◆ Source data ◆
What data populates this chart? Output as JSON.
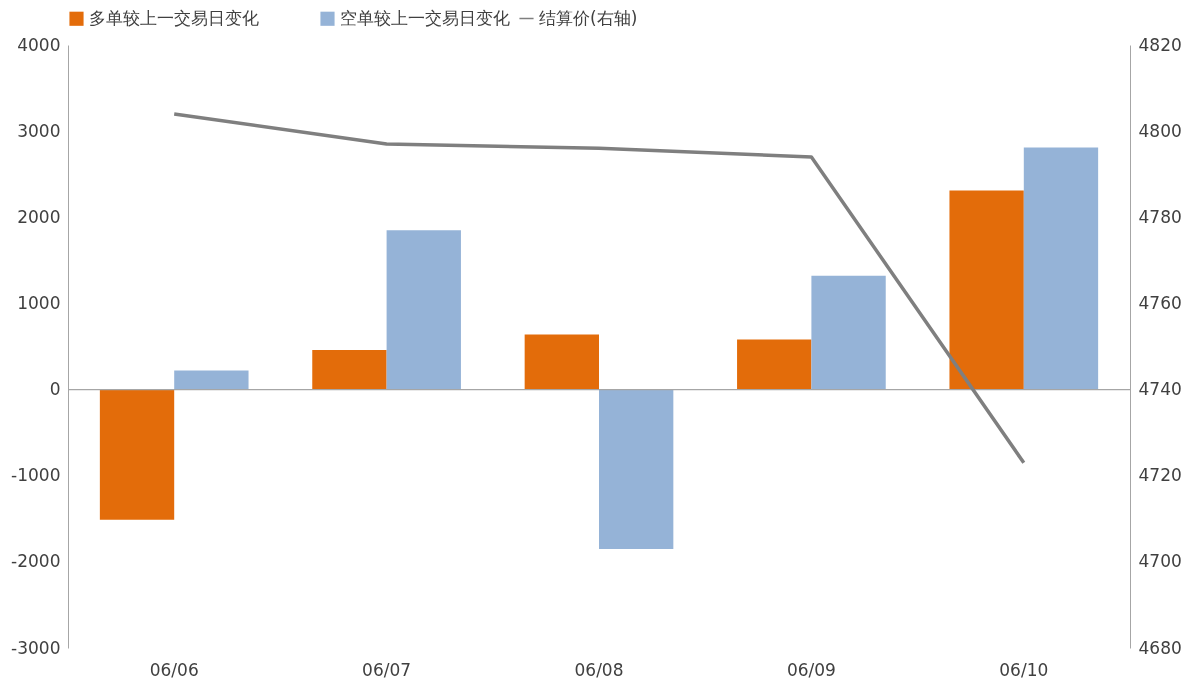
{
  "chart_data": {
    "type": "bar",
    "categories": [
      "06/06",
      "06/07",
      "06/08",
      "06/09",
      "06/10"
    ],
    "series": [
      {
        "name": "多单较上一交易日变化",
        "color": "#e36c0a",
        "values": [
          -1510,
          460,
          640,
          580,
          2310
        ]
      },
      {
        "name": "空单较上一交易日变化",
        "color": "#95b3d7",
        "values": [
          220,
          1850,
          -1850,
          1320,
          2810
        ]
      },
      {
        "name": "结算价(右轴)",
        "color": "#7f7f7f",
        "type": "line",
        "axis": "y2",
        "values": [
          4804,
          4797,
          4796,
          4794,
          4723
        ]
      }
    ],
    "ylim": [
      -3000,
      4000
    ],
    "yticks": [
      -3000,
      -2000,
      -1000,
      0,
      1000,
      2000,
      3000,
      4000
    ],
    "y2lim": [
      4680,
      4820
    ],
    "y2ticks": [
      4680,
      4700,
      4720,
      4740,
      4760,
      4780,
      4800,
      4820
    ],
    "ref_lines": [
      {
        "axis": "y",
        "value": 0,
        "color": "#a6a6a6"
      }
    ],
    "legend": "top",
    "grid": false,
    "marker": "none",
    "line_style": "solid"
  }
}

◆ Work to be completed ◆
Every line above that contains the word "name" should be reported.

◆ Response for this exercise ◆
        "name": "多单较上一交易日变化",
        "name": "空单较上一交易日变化",
        "name": "结算价(右轴)",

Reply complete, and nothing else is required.